• [TASK INPUT]
** BEGIN **

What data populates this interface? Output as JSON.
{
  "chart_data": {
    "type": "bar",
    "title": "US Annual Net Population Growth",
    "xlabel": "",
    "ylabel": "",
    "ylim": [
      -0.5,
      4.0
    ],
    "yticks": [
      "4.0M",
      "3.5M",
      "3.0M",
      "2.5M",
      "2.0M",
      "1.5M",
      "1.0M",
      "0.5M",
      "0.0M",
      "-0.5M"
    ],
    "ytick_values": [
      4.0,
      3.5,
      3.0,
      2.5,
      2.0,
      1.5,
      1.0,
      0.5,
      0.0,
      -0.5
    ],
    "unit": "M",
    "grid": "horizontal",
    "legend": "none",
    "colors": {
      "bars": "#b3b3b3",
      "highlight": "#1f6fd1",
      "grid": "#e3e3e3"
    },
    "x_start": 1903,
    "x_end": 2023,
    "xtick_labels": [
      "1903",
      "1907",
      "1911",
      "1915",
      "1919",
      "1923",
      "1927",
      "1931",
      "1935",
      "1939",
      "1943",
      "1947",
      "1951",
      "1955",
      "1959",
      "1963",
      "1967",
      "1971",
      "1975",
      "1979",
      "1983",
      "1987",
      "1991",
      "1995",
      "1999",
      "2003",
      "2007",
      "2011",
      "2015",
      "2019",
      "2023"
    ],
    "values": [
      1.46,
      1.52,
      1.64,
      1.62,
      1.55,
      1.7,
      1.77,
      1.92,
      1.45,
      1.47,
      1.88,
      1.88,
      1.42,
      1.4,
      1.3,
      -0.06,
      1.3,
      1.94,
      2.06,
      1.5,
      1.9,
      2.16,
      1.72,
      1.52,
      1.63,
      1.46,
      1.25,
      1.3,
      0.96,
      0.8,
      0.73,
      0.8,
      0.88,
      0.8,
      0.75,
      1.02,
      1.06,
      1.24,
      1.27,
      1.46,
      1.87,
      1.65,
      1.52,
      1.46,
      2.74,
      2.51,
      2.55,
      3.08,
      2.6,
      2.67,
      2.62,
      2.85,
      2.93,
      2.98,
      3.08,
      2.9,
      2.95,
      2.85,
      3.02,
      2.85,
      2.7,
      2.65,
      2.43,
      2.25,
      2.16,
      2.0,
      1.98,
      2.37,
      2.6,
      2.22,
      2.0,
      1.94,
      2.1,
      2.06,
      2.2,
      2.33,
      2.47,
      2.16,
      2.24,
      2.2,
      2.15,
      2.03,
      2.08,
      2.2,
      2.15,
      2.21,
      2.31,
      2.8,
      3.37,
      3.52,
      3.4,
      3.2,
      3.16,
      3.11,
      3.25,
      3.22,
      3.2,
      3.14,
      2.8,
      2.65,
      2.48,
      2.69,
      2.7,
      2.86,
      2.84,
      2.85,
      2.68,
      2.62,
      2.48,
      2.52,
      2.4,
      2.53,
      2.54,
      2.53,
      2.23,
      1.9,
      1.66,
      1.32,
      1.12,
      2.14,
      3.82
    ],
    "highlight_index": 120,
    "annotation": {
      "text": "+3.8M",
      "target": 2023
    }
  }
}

** END **

• [EXERCISE DESCRIPTION] Your task is to reproduce all of the records exactly.

• [ANSWER BELOW]
What data populates this interface? Output as JSON.
{
  "chart_data": {
    "type": "bar",
    "title": "US Annual Net Population Growth",
    "xlabel": "",
    "ylabel": "",
    "ylim": [
      -0.5,
      4.0
    ],
    "yticks": [
      "4.0M",
      "3.5M",
      "3.0M",
      "2.5M",
      "2.0M",
      "1.5M",
      "1.0M",
      "0.5M",
      "0.0M",
      "-0.5M"
    ],
    "ytick_values": [
      4.0,
      3.5,
      3.0,
      2.5,
      2.0,
      1.5,
      1.0,
      0.5,
      0.0,
      -0.5
    ],
    "unit": "M",
    "grid": "horizontal",
    "legend": "none",
    "colors": {
      "bars": "#b3b3b3",
      "highlight": "#1f6fd1",
      "grid": "#e3e3e3"
    },
    "x_start": 1903,
    "x_end": 2023,
    "xtick_labels": [
      "1903",
      "1907",
      "1911",
      "1915",
      "1919",
      "1923",
      "1927",
      "1931",
      "1935",
      "1939",
      "1943",
      "1947",
      "1951",
      "1955",
      "1959",
      "1963",
      "1967",
      "1971",
      "1975",
      "1979",
      "1983",
      "1987",
      "1991",
      "1995",
      "1999",
      "2003",
      "2007",
      "2011",
      "2015",
      "2019",
      "2023"
    ],
    "values": [
      1.46,
      1.52,
      1.64,
      1.62,
      1.55,
      1.7,
      1.77,
      1.92,
      1.45,
      1.47,
      1.88,
      1.88,
      1.42,
      1.4,
      1.3,
      -0.06,
      1.3,
      1.94,
      2.06,
      1.5,
      1.9,
      2.16,
      1.72,
      1.52,
      1.63,
      1.46,
      1.25,
      1.3,
      0.96,
      0.8,
      0.73,
      0.8,
      0.88,
      0.8,
      0.75,
      1.02,
      1.06,
      1.24,
      1.27,
      1.46,
      1.87,
      1.65,
      1.52,
      1.46,
      2.74,
      2.51,
      2.55,
      3.08,
      2.6,
      2.67,
      2.62,
      2.85,
      2.93,
      2.98,
      3.08,
      2.9,
      2.95,
      2.85,
      3.02,
      2.85,
      2.7,
      2.65,
      2.43,
      2.25,
      2.16,
      2.0,
      1.98,
      2.37,
      2.6,
      2.22,
      2.0,
      1.94,
      2.1,
      2.06,
      2.2,
      2.33,
      2.47,
      2.16,
      2.24,
      2.2,
      2.15,
      2.03,
      2.08,
      2.2,
      2.15,
      2.21,
      2.31,
      2.8,
      3.37,
      3.52,
      3.4,
      3.2,
      3.16,
      3.11,
      3.25,
      3.22,
      3.2,
      3.14,
      2.8,
      2.65,
      2.48,
      2.69,
      2.7,
      2.86,
      2.84,
      2.85,
      2.68,
      2.62,
      2.48,
      2.52,
      2.4,
      2.53,
      2.54,
      2.53,
      2.23,
      1.9,
      1.66,
      1.32,
      1.12,
      2.14,
      3.82
    ],
    "highlight_index": 120,
    "annotation": {
      "text": "+3.8M",
      "target": 2023
    }
  }
}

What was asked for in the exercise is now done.